▸ Exercise aim
Copy out each line containing "Maximal" from the entries below.

▸ Supplied records
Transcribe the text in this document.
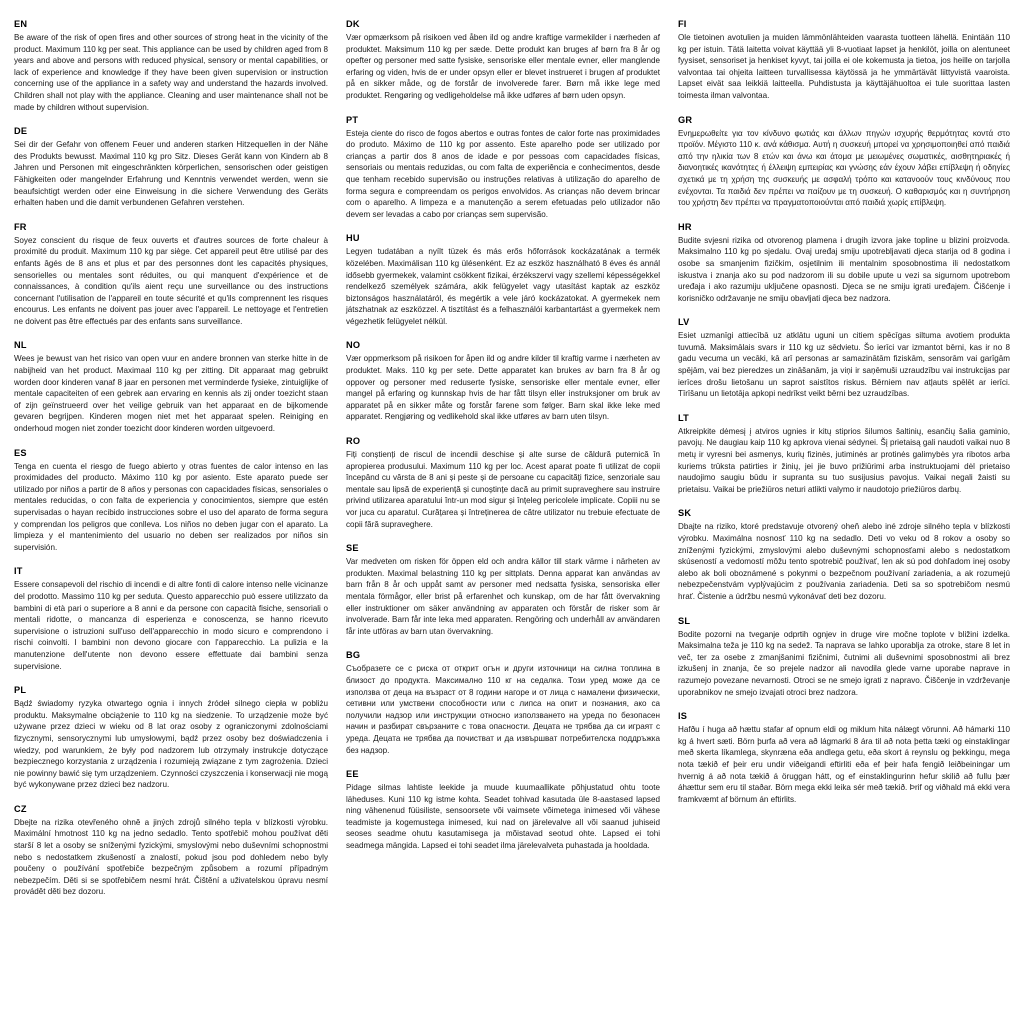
EN
Be aware of the risk of open fires and other sources of strong heat in the vicinity of the product. Maximum 110 kg per seat. This appliance can be used by children aged from 8 years and above and persons with reduced physical, sensory or mental capabilities, or lack of experience and knowledge if they have been given supervision or instruction concerning use of the appliance in a safety way and understand the hazards involved. Children shall not play with the appliance. Cleaning and user maintenance shall not be made by children without supervision.
DE
Sei dir der Gefahr von offenem Feuer und anderen starken Hitzequellen in der Nähe des Produkts bewusst. Maximal 110 kg pro Sitz. Dieses Gerät kann von Kindern ab 8 Jahren und Personen mit eingeschränkten körperlichen, sensorischen oder geistigen Fähigkeiten oder mangelnder Erfahrung und Kenntnis verwendet werden, wenn sie beaufsichtigt werden oder eine Einweisung in die sichere Verwendung des Geräts erhalten haben und die damit verbundenen Gefahren verstehen.
FR
Soyez conscient du risque de feux ouverts et d'autres sources de forte chaleur à proximité du produit. Maximum 110 kg par siège. Cet appareil peut être utilisé par des enfants âgés de 8 ans et plus et par des personnes dont les capacités physiques, sensorielles ou mentales sont réduites, ou qui manquent d'expérience et de connaissances, à condition qu'ils aient reçu une surveillance ou des instructions concernant l'utilisation de l'appareil en toute sécurité et qu'ils comprennent les risques encourus. Les enfants ne doivent pas jouer avec l'appareil. Le nettoyage et l'entretien ne doivent pas être effectués par des enfants sans surveillance.
NL
Wees je bewust van het risico van open vuur en andere bronnen van sterke hitte in de nabijheid van het product. Maximaal 110 kg per zitting. Dit apparaat mag gebruikt worden door kinderen vanaf 8 jaar en personen met verminderde fysieke, zintuiglijke of mentale capaciteiten of een gebrek aan ervaring en kennis als zij onder toezicht staan of zijn geïnstrueerd over het veilige gebruik van het apparaat en de bijkomende gevaren begrijpen. Kinderen mogen niet met het apparaat spelen. Reiniging en onderhoud mogen niet zonder toezicht door kinderen worden uitgevoerd.
ES
Tenga en cuenta el riesgo de fuego abierto y otras fuentes de calor intenso en las proximidades del producto. Máximo 110 kg por asiento. Este aparato puede ser utilizado por niños a partir de 8 años y personas con capacidades físicas, sensoriales o mentales reducidas, o con falta de experiencia y conocimientos, siempre que estén supervisadas o hayan recibido instrucciones sobre el uso del aparato de forma segura y comprendan los peligros que conlleva. Los niños no deben jugar con el aparato. La limpieza y el mantenimiento del usuario no deben ser realizados por niños sin supervisión.
IT
Essere consapevoli del rischio di incendi e di altre fonti di calore intenso nelle vicinanze del prodotto. Massimo 110 kg per seduta. Questo apparecchio può essere utilizzato da bambini di età pari o superiore a 8 anni e da persone con capacità fisiche, sensoriali o mentali ridotte, o mancanza di esperienza e conoscenza, se hanno ricevuto supervisione o istruzioni sull'uso dell'apparecchio in modo sicuro e comprendono i rischi coinvolti. I bambini non devono giocare con l'apparecchio. La pulizia e la manutenzione dell'utente non devono essere effettuate dai bambini senza supervisione.
PL
Bądź świadomy ryzyka otwartego ognia i innych źródeł silnego ciepła w pobliżu produktu. Maksymalne obciążenie to 110 kg na siedzenie. To urządzenie może być używane przez dzieci w wieku od 8 lat oraz osoby z ograniczonymi zdolnościami fizycznymi, sensorycznymi lub umysłowymi, bądź przez osoby bez doświadczenia i wiedzy, pod warunkiem, że były pod nadzorem lub otrzymały instrukcje dotyczące bezpiecznego korzystania z urządzenia i rozumieją związane z tym zagrożenia. Dzieci nie powinny bawić się tym urządzeniem. Czynności czyszczenia i konserwacji nie mogą być wykonywane przez dzieci bez nadzoru.
CZ
Dbejte na rizika otevřeného ohně a jiných zdrojů silného tepla v blízkosti výrobku. Maximální hmotnost 110 kg na jedno sedadlo. Tento spotřebič mohou používat děti starší 8 let a osoby se sníženými fyzickými, smyslovými nebo duševními schopnostmi nebo s nedostatkem zkušeností a znalostí, pokud jsou pod dohledem nebo byly poučeny o používání spotřebiče bezpečným způsobem a rozumí případným nebezpečím. Děti si se spotřebičem nesmí hrát. Čištění a uživatelskou úpravu nesmí provádět děti bez dozoru.
DK
Vær opmærksom på risikoen ved åben ild og andre kraftige varmekilder i nærheden af produktet. Maksimum 110 kg per sæde. Dette produkt kan bruges af børn fra 8 år og opefter og personer med satte fysiske, sensoriske eller mentale evner, eller manglende erfaring og viden, hvis de er under opsyn eller er blevet instrueret i brugen af produktet på en sikker måde, og de forstår de involverede farer. Børn må ikke lege med produktet. Rengøring og vedligeholdelse må ikke udføres af børn uden opsyn.
PT
Esteja ciente do risco de fogos abertos e outras fontes de calor forte nas proximidades do produto. Máximo de 110 kg por assento. Este aparelho pode ser utilizado por crianças a partir dos 8 anos de idade e por pessoas com capacidades físicas, sensoriais ou mentais reduzidas, ou com falta de experiência e conhecimentos, desde que tenham recebido supervisão ou instruções relativas à utilização do aparelho de forma segura e compreendam os perigos envolvidos. As crianças não devem brincar com o aparelho. A limpeza e a manutenção a serem efetuadas pelo utilizador não devem ser levadas a cabo por crianças sem supervisão.
HU
Legyen tudatában a nyílt tüzek és más erős hőforrások kockázatának a termék közelében. Maximálisan 110 kg ülésenként. Ez az eszköz használható 8 éves és annál idősebb gyermekek, valamint csökkent fizikai, érzékszervi vagy szellemi képességekkel rendelkező személyek számára, akik felügyelet vagy utasítást kaptak az eszköz biztonságos használatáról, és megértik a vele járó kockázatokat. A gyermekek nem játszhatnak az eszközzel. A tisztítást és a felhasználói karbantartást a gyermekek nem végezhetik felügyelet nélkül.
NO
Vær oppmerksom på risikoen for åpen ild og andre kilder til kraftig varme i nærheten av produktet. Maks. 110 kg per sete. Dette apparatet kan brukes av barn fra 8 år og oppover og personer med reduserte fysiske, sensoriske eller mentale evner, eller mangel på erfaring og kunnskap hvis de har fått tilsyn eller instruksjoner om bruk av apparatet på en sikker måte og forstår farene som følger. Barn skal ikke leke med apparatet. Rengjøring og vedlikehold skal ikke utføres av barn uten tilsyn.
RO
Fiți conștienți de riscul de incendii deschise și alte surse de căldură puternică în apropierea produsului. Maximum 110 kg per loc. Acest aparat poate fi utilizat de copii începând cu vârsta de 8 ani și peste și de persoane cu capacități fizice, senzoriale sau mentale sau lipsă de experiență și cunoștințe dacă au primit supraveghere sau instruire privind utilizarea aparatului într-un mod sigur și înțeleg pericolele implicate. Copiii nu se vor juca cu aparatul. Curățarea și întreținerea de către utilizator nu trebuie efectuate de copii fără supraveghere.
SE
Var medveten om risken för öppen eld och andra källor till stark värme i närheten av produkten. Maximal belastning 110 kg per sittplats. Denna apparat kan användas av barn från 8 år och uppåt samt av personer med nedsatta fysiska, sensoriska eller mentala förmågor, eller brist på erfarenhet och kunskap, om de har fått övervakning eller instruktioner om säker användning av apparaten och förstår de risker som är involverade. Barn får inte leka med apparaten. Rengöring och underhåll av användaren får inte utföras av barn utan övervakning.
BG
Съобразете се с риска от открит огън и други източници на силна топлина в близост до продукта. Максимално 110 кг на седалка. Този уред може да се използва от деца на възраст от 8 години нагоре и от лица с намалени физически, сетивни или умствени способности или с липса на опит и познания, ако са получили надзор или инструкции относно използването на уреда по безопасен начин и разбират свързаните с това опасности. Децата не трябва да си играят с уреда. Децата не трябва да почистват и да извършват потребителска поддръжка без надзор.
EE
Pidage silmas lahtiste leekide ja muude kuumaallikate põhjustatud ohtu toote läheduses. Kuni 110 kg istme kohta. Seadet tohivad kasutada üle 8-aastased lapsed ning vähenenud füüsiliste, sensoorsete või vaimsete võimetega inimesed või vähese teadmiste ja kogemustega inimesed, kui nad on järelevalve all või saanud juhiseid seoses seadme ohutu kasutamisega ja mõistavad seotud ohte. Lapsed ei tohi seadmega mängida. Lapsed ei tohi seadet ilma järelevalveta puhastada ja hooldada.
FI
Ole tietoinen avotulien ja muiden lämmönlähteiden vaarasta tuotteen lähellä. Enintään 110 kg per istuin. Tätä laitetta voivat käyttää yli 8-vuotiaat lapset ja henkilöt, joilla on alentuneet fyysiset, sensoriset ja henkiset kyvyt, tai joilla ei ole kokemusta ja tietoa, jos heille on tarjolla valvontaa tai ohjeita laitteen turvallisessa käytössä ja he ymmärtävät liittyvistä vaaroista. Lapset eivät saa leikkiä laitteella. Puhdistusta ja käyttäjähuoltoa ei tule suorittaa lasten toimesta ilman valvontaa.
GR
Ενημερωθείτε για τον κίνδυνο φωτιάς και άλλων πηγών ισχυρής θερμότητας κοντά στο προϊόν. Μέγιστο 110 κ. ανά κάθισμα. Αυτή η συσκευή μπορεί να χρησιμοποιηθεί από παιδιά από την ηλικία των 8 ετών και άνω και άτομα με μειωμένες σωματικές, αισθητηριακές ή διανοητικές ικανότητες ή έλλειψη εμπειρίας και γνώσης εάν έχουν λάβει επίβλεψη ή οδηγίες σχετικά με τη χρήση της συσκευής με ασφαλή τρόπο και κατανοούν τους κινδύνους που ενέχονται. Τα παιδιά δεν πρέπει να παίζουν με τη συσκευή. Ο καθαρισμός και η συντήρηση του χρήστη δεν πρέπει να πραγματοποιούνται από παιδιά χωρίς επίβλεψη.
HR
Budite svjesni rizika od otvorenog plamena i drugih izvora jake topline u blizini proizvoda. Maksimalno 110 kg po sjedalu. Ovaj uređaj smiju upotrebljavati djeca starija od 8 godina i osobe sa smanjenim fizičkim, osjetilnim ili mentalnim sposobnostima ili nedostatkom iskustva i znanja ako su pod nadzorom ili su dobile upute u vezi sa sigurnom upotrebom uređaja i ako razumiju uključene opasnosti. Djeca se ne smiju igrati uređajem. Čišćenje i korisničko održavanje ne smiju obavljati djeca bez nadzora.
LV
Esiet uzmanīgi attiecībā uz atklātu uguni un citiem spēcīgas siltuma avotiem produkta tuvumā. Maksimālais svars ir 110 kg uz sēdvietu. Šo ierīci var izmantot bērni, kas ir no 8 gadu vecuma un vecāki, kā arī personas ar samazinātām fiziskām, sensorām vai garīgām spējām, vai bez pieredzes un zināšanām, ja viņi ir saņēmuši uzraudzību vai instrukcijas par ierīces drošu lietošanu un saprot saistītos riskus. Bērniem nav atļauts spēlēt ar ierīci. Tīrīšanu un lietotāja apkopi nedrīkst veikt bērni bez uzraudzības.
LT
Atkreipkite dėmesį į atviros ugnies ir kitų stiprios šilumos šaltinių, esančių šalia gaminio, pavojų. Ne daugiau kaip 110 kg apkrova vienai sėdynei. Šį prietaisą gali naudoti vaikai nuo 8 metų ir vyresni bei asmenys, kurių fizinės, jutiminės ar protinės galimybės yra ribotos arba kuriems trūksta patirties ir žinių, jei jie buvo prižiūrimi arba instruktuojami dėl prietaiso naudojimo saugiu būdu ir supranta su tuo susijusius pavojus. Vaikai negali žaisti su prietaisu. Vaikai be priežiūros neturi atlikti valymo ir naudotojo priežiūros darbų.
SK
Dbajte na riziko, ktoré predstavuje otvorený oheň alebo iné zdroje silného tepla v blízkosti výrobku. Maximálna nosnosť 110 kg na sedadlo. Deti vo veku od 8 rokov a osoby so zníženými fyzickými, zmyslovými alebo duševnými schopnosťami alebo s nedostatkom skúseností a vedomostí môžu tento spotrebič používať, len ak sú pod dohľadom inej osoby alebo ak boli oboznámené s pokynmi o bezpečnom používaní zariadenia, a ak rozumejú nebezpečenstvám vyplývajúcim z používania zariadenia. Deti sa so spotrebičom nesmú hrať. Čistenie a údržbu nesmú vykonávať deti bez dozoru.
SL
Bodite pozorni na tveganje odprtih ognjev in druge vire močne toplote v bližini izdelka. Maksimalna teža je 110 kg na sedež. Ta naprava se lahko uporablja za otroke, stare 8 let in več, ter za osebe z zmanjšanimi fizičnimi, čutnimi ali duševnimi sposobnostmi ali brez izkušenj in znanja, če so prejele nadzor ali navodila glede varne uporabe naprave in razumejo povezane nevarnosti. Otroci se ne smejo igrati z napravo. Čiščenje in vzdrževanje uporabnikov ne smejo izvajati otroci brez nadzora.
IS
Hafðu í huga að hættu stafar af opnum eldi og miklum hita nálægt vörunni. Að hámarki 110 kg á hvert sæti. Börn þurfa að vera að lágmarki 8 ára til að nota þetta tæki og einstaklingar með skerta líkamlega, skynræna eða andlega getu, eða skort á reynslu og þekkingu, mega nota tækið ef þeir eru undir viðeigandi eftirliti eða ef þeir hafa fengið leiðbeiningar um hvernig á að nota tækið á öruggan hátt, og ef einstaklingurinn hefur skilið að fullu þær áhættur sem eru til staðar. Börn mega ekki leika sér með tækið. Þrif og viðhald má ekki vera framkvæmt af börnum án eftirlits.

▸ Task answer
Sei dir der Gefahr von offenem Feuer und anderen starken Hitzequellen in der Nähe des Produkts bewusst. Maximal 110 kg pro Sitz. Dieses Gerät kann von Kindern ab 8 Jahren und Personen mit eingeschränkten körperlichen, sensorischen oder geistigen Fähigkeiten oder mangelnder Erfahrung und Kenntnis verwendet werden, wenn sie beaufsichtigt werden oder eine Einweisung in die sichere Verwendung des Geräts erhalten haben und die damit verbundenen Gefahren verstehen.
Var medveten om risken för öppen eld och andra källor till stark värme i närheten av produkten. Maximal belastning 110 kg per sittplats. Denna apparat kan användas av barn från 8 år och uppåt samt av personer med nedsatta fysiska, sensoriska eller mentala förmågor, eller brist på erfarenhet och kunskap, om de har fått övervakning eller instruktioner om säker användning av apparaten och förstår de risker som är involverade. Barn får inte leka med apparaten. Rengöring och underhåll av användaren får inte utföras av barn utan övervakning.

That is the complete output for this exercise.